>> START
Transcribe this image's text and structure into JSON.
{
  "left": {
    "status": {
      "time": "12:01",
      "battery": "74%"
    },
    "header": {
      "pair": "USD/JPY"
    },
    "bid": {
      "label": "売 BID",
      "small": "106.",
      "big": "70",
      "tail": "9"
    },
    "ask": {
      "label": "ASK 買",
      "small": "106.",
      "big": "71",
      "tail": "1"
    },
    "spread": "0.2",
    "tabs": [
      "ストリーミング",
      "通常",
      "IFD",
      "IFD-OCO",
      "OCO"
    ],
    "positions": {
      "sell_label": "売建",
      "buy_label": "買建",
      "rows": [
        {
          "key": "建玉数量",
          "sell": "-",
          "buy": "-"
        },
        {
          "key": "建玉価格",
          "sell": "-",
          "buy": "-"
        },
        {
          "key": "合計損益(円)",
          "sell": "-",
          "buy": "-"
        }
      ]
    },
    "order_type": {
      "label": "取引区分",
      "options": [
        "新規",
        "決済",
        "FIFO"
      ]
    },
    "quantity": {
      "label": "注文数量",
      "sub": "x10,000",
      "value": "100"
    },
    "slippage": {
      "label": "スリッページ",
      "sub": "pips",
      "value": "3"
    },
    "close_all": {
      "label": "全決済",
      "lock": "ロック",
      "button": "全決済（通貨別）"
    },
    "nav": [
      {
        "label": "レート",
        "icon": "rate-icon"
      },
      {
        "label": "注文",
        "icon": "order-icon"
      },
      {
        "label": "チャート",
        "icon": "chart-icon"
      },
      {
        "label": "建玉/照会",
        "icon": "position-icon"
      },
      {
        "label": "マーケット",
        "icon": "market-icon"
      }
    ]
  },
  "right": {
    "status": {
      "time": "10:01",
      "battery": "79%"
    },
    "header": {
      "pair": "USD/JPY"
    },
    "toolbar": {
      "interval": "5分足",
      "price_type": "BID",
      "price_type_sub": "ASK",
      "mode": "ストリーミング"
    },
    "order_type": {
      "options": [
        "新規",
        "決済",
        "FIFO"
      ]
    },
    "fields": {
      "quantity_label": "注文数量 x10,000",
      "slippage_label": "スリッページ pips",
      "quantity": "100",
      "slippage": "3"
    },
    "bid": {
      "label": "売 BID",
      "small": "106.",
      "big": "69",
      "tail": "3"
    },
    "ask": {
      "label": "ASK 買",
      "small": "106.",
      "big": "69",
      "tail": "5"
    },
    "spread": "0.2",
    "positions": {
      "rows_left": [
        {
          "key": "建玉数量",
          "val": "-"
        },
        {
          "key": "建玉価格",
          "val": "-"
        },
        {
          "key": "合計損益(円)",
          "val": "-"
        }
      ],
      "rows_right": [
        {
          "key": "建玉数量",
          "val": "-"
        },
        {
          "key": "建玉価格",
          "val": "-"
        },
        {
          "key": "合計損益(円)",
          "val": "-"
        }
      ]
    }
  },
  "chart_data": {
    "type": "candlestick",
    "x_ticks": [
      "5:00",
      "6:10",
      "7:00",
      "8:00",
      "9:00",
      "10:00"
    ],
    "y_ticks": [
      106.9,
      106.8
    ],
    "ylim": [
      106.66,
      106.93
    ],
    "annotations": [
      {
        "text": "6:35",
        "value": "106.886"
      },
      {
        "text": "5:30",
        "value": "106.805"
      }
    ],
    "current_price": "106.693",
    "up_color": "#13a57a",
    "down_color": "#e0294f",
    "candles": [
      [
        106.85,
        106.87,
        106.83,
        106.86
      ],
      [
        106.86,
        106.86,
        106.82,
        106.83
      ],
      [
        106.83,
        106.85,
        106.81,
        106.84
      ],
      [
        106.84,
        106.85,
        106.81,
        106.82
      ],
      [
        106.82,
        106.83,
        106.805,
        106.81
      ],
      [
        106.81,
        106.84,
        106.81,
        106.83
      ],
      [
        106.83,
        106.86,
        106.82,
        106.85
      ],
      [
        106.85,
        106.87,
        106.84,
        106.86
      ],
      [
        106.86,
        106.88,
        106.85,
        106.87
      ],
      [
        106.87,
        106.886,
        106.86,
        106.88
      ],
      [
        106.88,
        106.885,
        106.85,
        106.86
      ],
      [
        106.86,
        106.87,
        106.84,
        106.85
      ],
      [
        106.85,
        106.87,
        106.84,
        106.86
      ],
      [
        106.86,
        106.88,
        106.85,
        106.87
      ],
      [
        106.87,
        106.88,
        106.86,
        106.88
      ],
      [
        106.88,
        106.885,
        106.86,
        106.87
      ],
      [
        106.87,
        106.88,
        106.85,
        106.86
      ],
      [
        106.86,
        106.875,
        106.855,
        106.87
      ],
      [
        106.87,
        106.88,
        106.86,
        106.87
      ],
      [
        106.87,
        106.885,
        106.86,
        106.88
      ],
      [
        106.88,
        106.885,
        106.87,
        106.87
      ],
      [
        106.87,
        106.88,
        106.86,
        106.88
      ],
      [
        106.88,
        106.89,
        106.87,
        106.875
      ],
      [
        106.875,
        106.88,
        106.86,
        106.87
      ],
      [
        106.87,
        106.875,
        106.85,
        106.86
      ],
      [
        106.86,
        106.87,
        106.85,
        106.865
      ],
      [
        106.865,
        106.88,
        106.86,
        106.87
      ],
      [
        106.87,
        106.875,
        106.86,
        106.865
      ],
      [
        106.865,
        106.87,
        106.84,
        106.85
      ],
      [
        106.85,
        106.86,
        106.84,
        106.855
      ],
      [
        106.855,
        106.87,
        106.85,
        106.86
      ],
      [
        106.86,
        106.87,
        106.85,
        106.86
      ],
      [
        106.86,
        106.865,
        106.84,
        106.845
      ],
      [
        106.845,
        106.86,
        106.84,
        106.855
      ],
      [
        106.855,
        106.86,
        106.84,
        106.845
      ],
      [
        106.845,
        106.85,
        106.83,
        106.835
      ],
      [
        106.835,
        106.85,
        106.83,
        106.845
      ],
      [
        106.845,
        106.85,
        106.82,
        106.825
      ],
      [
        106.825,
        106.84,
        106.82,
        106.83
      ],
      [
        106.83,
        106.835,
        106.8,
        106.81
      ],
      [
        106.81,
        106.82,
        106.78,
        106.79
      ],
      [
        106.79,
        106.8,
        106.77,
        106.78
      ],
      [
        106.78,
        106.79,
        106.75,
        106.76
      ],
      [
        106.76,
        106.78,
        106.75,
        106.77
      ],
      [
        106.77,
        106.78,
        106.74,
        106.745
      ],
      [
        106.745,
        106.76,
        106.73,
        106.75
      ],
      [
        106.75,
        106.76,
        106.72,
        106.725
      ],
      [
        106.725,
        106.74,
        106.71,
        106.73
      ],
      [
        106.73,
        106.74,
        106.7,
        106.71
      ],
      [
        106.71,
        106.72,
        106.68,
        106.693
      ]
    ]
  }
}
>> END
Required work: Output the full listing without altering anything.

Exercise response:
Transcribe this image's text and structure into JSON.
{
  "left": {
    "status": {
      "time": "12:01",
      "battery": "74%"
    },
    "header": {
      "pair": "USD/JPY"
    },
    "bid": {
      "label": "売 BID",
      "small": "106.",
      "big": "70",
      "tail": "9"
    },
    "ask": {
      "label": "ASK 買",
      "small": "106.",
      "big": "71",
      "tail": "1"
    },
    "spread": "0.2",
    "tabs": [
      "ストリーミング",
      "通常",
      "IFD",
      "IFD-OCO",
      "OCO"
    ],
    "positions": {
      "sell_label": "売建",
      "buy_label": "買建",
      "rows": [
        {
          "key": "建玉数量",
          "sell": "-",
          "buy": "-"
        },
        {
          "key": "建玉価格",
          "sell": "-",
          "buy": "-"
        },
        {
          "key": "合計損益(円)",
          "sell": "-",
          "buy": "-"
        }
      ]
    },
    "order_type": {
      "label": "取引区分",
      "options": [
        "新規",
        "決済",
        "FIFO"
      ]
    },
    "quantity": {
      "label": "注文数量",
      "sub": "x10,000",
      "value": "100"
    },
    "slippage": {
      "label": "スリッページ",
      "sub": "pips",
      "value": "3"
    },
    "close_all": {
      "label": "全決済",
      "lock": "ロック",
      "button": "全決済（通貨別）"
    },
    "nav": [
      {
        "label": "レート",
        "icon": "rate-icon"
      },
      {
        "label": "注文",
        "icon": "order-icon"
      },
      {
        "label": "チャート",
        "icon": "chart-icon"
      },
      {
        "label": "建玉/照会",
        "icon": "position-icon"
      },
      {
        "label": "マーケット",
        "icon": "market-icon"
      }
    ]
  },
  "right": {
    "status": {
      "time": "10:01",
      "battery": "79%"
    },
    "header": {
      "pair": "USD/JPY"
    },
    "toolbar": {
      "interval": "5分足",
      "price_type": "BID",
      "price_type_sub": "ASK",
      "mode": "ストリーミング"
    },
    "order_type": {
      "options": [
        "新規",
        "決済",
        "FIFO"
      ]
    },
    "fields": {
      "quantity_label": "注文数量 x10,000",
      "slippage_label": "スリッページ pips",
      "quantity": "100",
      "slippage": "3"
    },
    "bid": {
      "label": "売 BID",
      "small": "106.",
      "big": "69",
      "tail": "3"
    },
    "ask": {
      "label": "ASK 買",
      "small": "106.",
      "big": "69",
      "tail": "5"
    },
    "spread": "0.2",
    "positions": {
      "rows_left": [
        {
          "key": "建玉数量",
          "val": "-"
        },
        {
          "key": "建玉価格",
          "val": "-"
        },
        {
          "key": "合計損益(円)",
          "val": "-"
        }
      ],
      "rows_right": [
        {
          "key": "建玉数量",
          "val": "-"
        },
        {
          "key": "建玉価格",
          "val": "-"
        },
        {
          "key": "合計損益(円)",
          "val": "-"
        }
      ]
    }
  },
  "chart_data": {
    "type": "candlestick",
    "x_ticks": [
      "5:00",
      "6:10",
      "7:00",
      "8:00",
      "9:00",
      "10:00"
    ],
    "y_ticks": [
      106.9,
      106.8
    ],
    "ylim": [
      106.66,
      106.93
    ],
    "annotations": [
      {
        "text": "6:35",
        "value": "106.886"
      },
      {
        "text": "5:30",
        "value": "106.805"
      }
    ],
    "current_price": "106.693",
    "up_color": "#13a57a",
    "down_color": "#e0294f",
    "candles": [
      [
        106.85,
        106.87,
        106.83,
        106.86
      ],
      [
        106.86,
        106.86,
        106.82,
        106.83
      ],
      [
        106.83,
        106.85,
        106.81,
        106.84
      ],
      [
        106.84,
        106.85,
        106.81,
        106.82
      ],
      [
        106.82,
        106.83,
        106.805,
        106.81
      ],
      [
        106.81,
        106.84,
        106.81,
        106.83
      ],
      [
        106.83,
        106.86,
        106.82,
        106.85
      ],
      [
        106.85,
        106.87,
        106.84,
        106.86
      ],
      [
        106.86,
        106.88,
        106.85,
        106.87
      ],
      [
        106.87,
        106.886,
        106.86,
        106.88
      ],
      [
        106.88,
        106.885,
        106.85,
        106.86
      ],
      [
        106.86,
        106.87,
        106.84,
        106.85
      ],
      [
        106.85,
        106.87,
        106.84,
        106.86
      ],
      [
        106.86,
        106.88,
        106.85,
        106.87
      ],
      [
        106.87,
        106.88,
        106.86,
        106.88
      ],
      [
        106.88,
        106.885,
        106.86,
        106.87
      ],
      [
        106.87,
        106.88,
        106.85,
        106.86
      ],
      [
        106.86,
        106.875,
        106.855,
        106.87
      ],
      [
        106.87,
        106.88,
        106.86,
        106.87
      ],
      [
        106.87,
        106.885,
        106.86,
        106.88
      ],
      [
        106.88,
        106.885,
        106.87,
        106.87
      ],
      [
        106.87,
        106.88,
        106.86,
        106.88
      ],
      [
        106.88,
        106.89,
        106.87,
        106.875
      ],
      [
        106.875,
        106.88,
        106.86,
        106.87
      ],
      [
        106.87,
        106.875,
        106.85,
        106.86
      ],
      [
        106.86,
        106.87,
        106.85,
        106.865
      ],
      [
        106.865,
        106.88,
        106.86,
        106.87
      ],
      [
        106.87,
        106.875,
        106.86,
        106.865
      ],
      [
        106.865,
        106.87,
        106.84,
        106.85
      ],
      [
        106.85,
        106.86,
        106.84,
        106.855
      ],
      [
        106.855,
        106.87,
        106.85,
        106.86
      ],
      [
        106.86,
        106.87,
        106.85,
        106.86
      ],
      [
        106.86,
        106.865,
        106.84,
        106.845
      ],
      [
        106.845,
        106.86,
        106.84,
        106.855
      ],
      [
        106.855,
        106.86,
        106.84,
        106.845
      ],
      [
        106.845,
        106.85,
        106.83,
        106.835
      ],
      [
        106.835,
        106.85,
        106.83,
        106.845
      ],
      [
        106.845,
        106.85,
        106.82,
        106.825
      ],
      [
        106.825,
        106.84,
        106.82,
        106.83
      ],
      [
        106.83,
        106.835,
        106.8,
        106.81
      ],
      [
        106.81,
        106.82,
        106.78,
        106.79
      ],
      [
        106.79,
        106.8,
        106.77,
        106.78
      ],
      [
        106.78,
        106.79,
        106.75,
        106.76
      ],
      [
        106.76,
        106.78,
        106.75,
        106.77
      ],
      [
        106.77,
        106.78,
        106.74,
        106.745
      ],
      [
        106.745,
        106.76,
        106.73,
        106.75
      ],
      [
        106.75,
        106.76,
        106.72,
        106.725
      ],
      [
        106.725,
        106.74,
        106.71,
        106.73
      ],
      [
        106.73,
        106.74,
        106.7,
        106.71
      ],
      [
        106.71,
        106.72,
        106.68,
        106.693
      ]
    ]
  }
}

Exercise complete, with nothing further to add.